'''

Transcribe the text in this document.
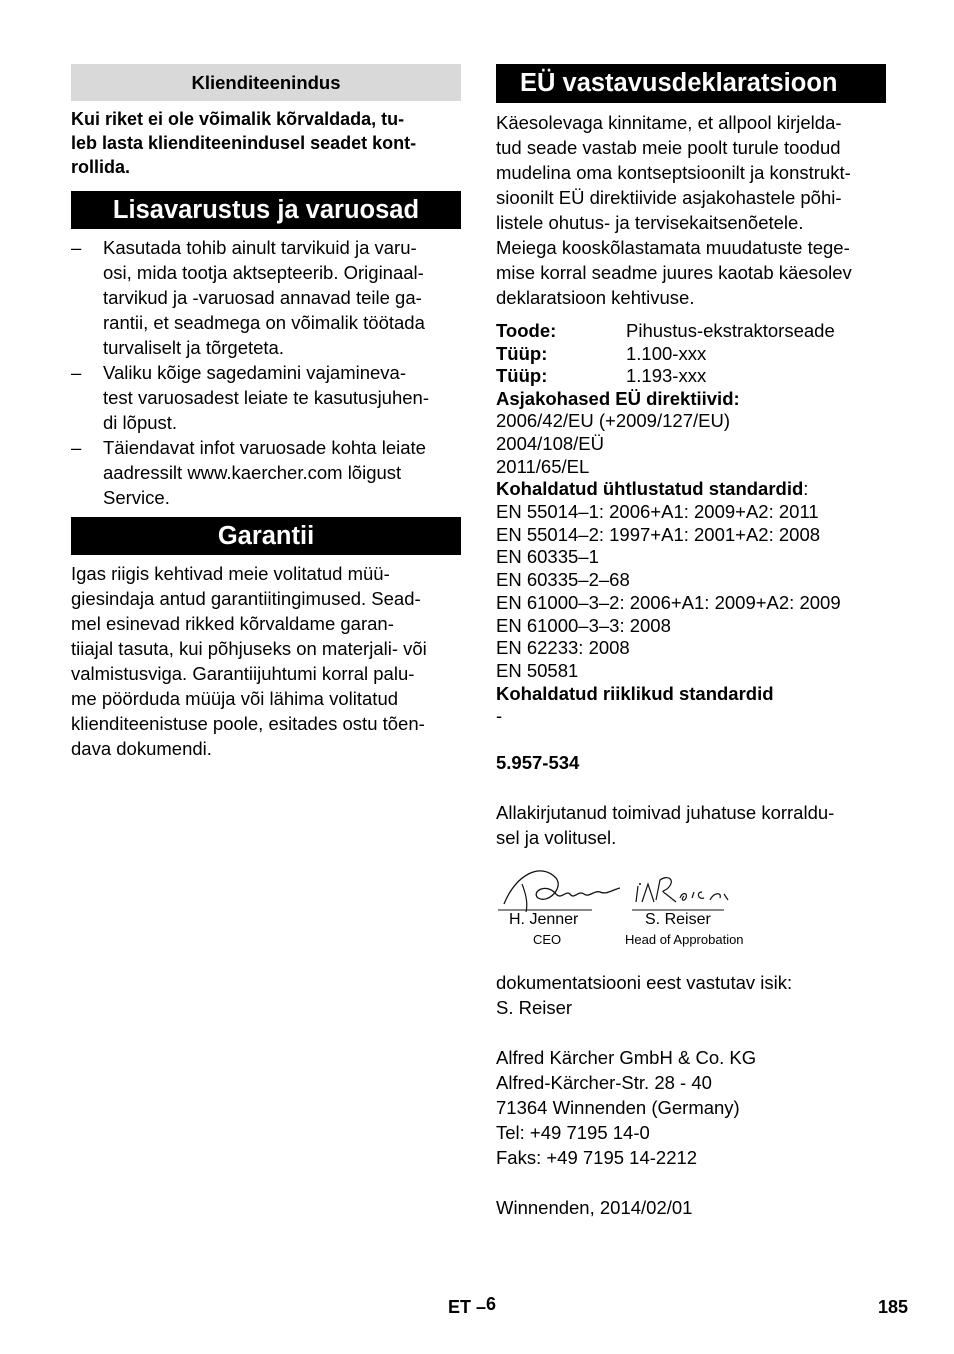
Klienditeenindus
Kui riket ei ole võimalik kõrvaldada, tu-
leb lasta klienditeenindusel seadet kont-
rollida.
Lisavarustus ja varuosad
– Kasutada tohib ainult tarvikuid ja varu-
osi, mida tootja aktsepteerib. Originaal-
tarvikud ja -varuosad annavad teile ga-
rantii, et seadmega on võimalik töötada
turvaliselt ja tõrgeteta.
– Valiku kõige sagedamini vajamineva-
test varuosadest leiate te kasutusjuhen-
di lõpust.
– Täiendavat infot varuosade kohta leiate
aadressilt www.kaercher.com lõigust
Service.
Garantii
Igas riigis kehtivad meie volitatud müü-
giesindaja antud garantiitingimused. Sead-
mel esinevad rikked kõrvaldame garan-
tiiajal tasuta, kui põhjuseks on materjali- või
valmistusviga. Garantiijuhtumi korral palu-
me pöörduda müüja või lähima volitatud
klienditeenistuse poole, esitades ostu tõen-
dava dokumendi.
EÜ vastavusdeklaratsioon
Käesolevaga kinnitame, et allpool kirjelda-
tud seade vastab meie poolt turule toodud
mudelina oma kontseptsioonilt ja konstrukt-
sioonilt EÜ direktiivide asjakohastele põhi-
listele ohutus- ja tervisekaitsenõetele.
Meiega kooskõlastamata muudatuste tege-
mise korral seadme juures kaotab käesolev
deklaratsioon kehtivuse.
Toode:	Pihustus-ekstraktorseade
Tüüp:	1.100-xxx
Tüüp:	1.193-xxx
Asjakohased EÜ direktiivid:
2006/42/EU (+2009/127/EU)
2004/108/EÜ
2011/65/EL
Kohaldatud ühtlustatud standardid:
EN 55014–1: 2006+A1: 2009+A2: 2011
EN 55014–2: 1997+A1: 2001+A2: 2008
EN 60335–1
EN 60335–2–68
EN 61000–3–2: 2006+A1: 2009+A2: 2009
EN 61000–3–3: 2008
EN 62233: 2008
EN 50581
Kohaldatud riiklikud standardid
-
5.957-534
Allakirjutanud toimivad juhatuse korraldu-
sel ja volitusel.
H. Jenner
CEO
S. Reiser
Head of Approbation
dokumentatsiooni eest vastutav isik:
S. Reiser
Alfred Kärcher GmbH & Co. KG
Alfred-Kärcher-Str. 28 - 40
71364 Winnenden (Germany)
Tel: +49 7195 14-0
Faks: +49 7195 14-2212
Winnenden, 2014/02/01
ET –6	185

'''

WRITTEN PROBLEM:
Return the material exactly as given, apart from the pictures.

RESULT OF THIS TASK:
Transcribe the text in this document.
Klienditeenindus
Kui riket ei ole võimalik kõrvaldada, tu-
leb lasta klienditeenindusel seadet kont-
rollida.
Lisavarustus ja varuosad
– Kasutada tohib ainult tarvikuid ja varu-
osi, mida tootja aktsepteerib. Originaal-
tarvikud ja -varuosad annavad teile ga-
rantii, et seadmega on võimalik töötada
turvaliselt ja tõrgeteta.
– Valiku kõige sagedamini vajamineva-
test varuosadest leiate te kasutusjuhen-
di lõpust.
– Täiendavat infot varuosade kohta leiate
aadressilt www.kaercher.com lõigust
Service.
Garantii
Igas riigis kehtivad meie volitatud müü-
giesindaja antud garantiitingimused. Sead-
mel esinevad rikked kõrvaldame garan-
tiiajal tasuta, kui põhjuseks on materjali- või
valmistusviga. Garantiijuhtumi korral palu-
me pöörduda müüja või lähima volitatud
klienditeenistuse poole, esitades ostu tõen-
dava dokumendi.
EÜ vastavusdeklaratsioon
Käesolevaga kinnitame, et allpool kirjelda-
tud seade vastab meie poolt turule toodud
mudelina oma kontseptsioonilt ja konstrukt-
sioonilt EÜ direktiivide asjakohastele põhi-
listele ohutus- ja tervisekaitsenõetele.
Meiega kooskõlastamata muudatuste tege-
mise korral seadme juures kaotab käesolev
deklaratsioon kehtivuse.
Toode:	Pihustus-ekstraktorseade
Tüüp:	1.100-xxx
Tüüp:	1.193-xxx
Asjakohased EÜ direktiivid:
2006/42/EU (+2009/127/EU)
2004/108/EÜ
2011/65/EL
Kohaldatud ühtlustatud standardid:
EN 55014–1: 2006+A1: 2009+A2: 2011
EN 55014–2: 1997+A1: 2001+A2: 2008
EN 60335–1
EN 60335–2–68
EN 61000–3–2: 2006+A1: 2009+A2: 2009
EN 61000–3–3: 2008
EN 62233: 2008
EN 50581
Kohaldatud riiklikud standardid
-
5.957-534
Allakirjutanud toimivad juhatuse korraldu-
sel ja volitusel.
H. Jenner
CEO
S. Reiser
Head of Approbation
dokumentatsiooni eest vastutav isik:
S. Reiser
Alfred Kärcher GmbH & Co. KG
Alfred-Kärcher-Str. 28 - 40
71364 Winnenden (Germany)
Tel: +49 7195 14-0
Faks: +49 7195 14-2212
Winnenden, 2014/02/01
ET –6	185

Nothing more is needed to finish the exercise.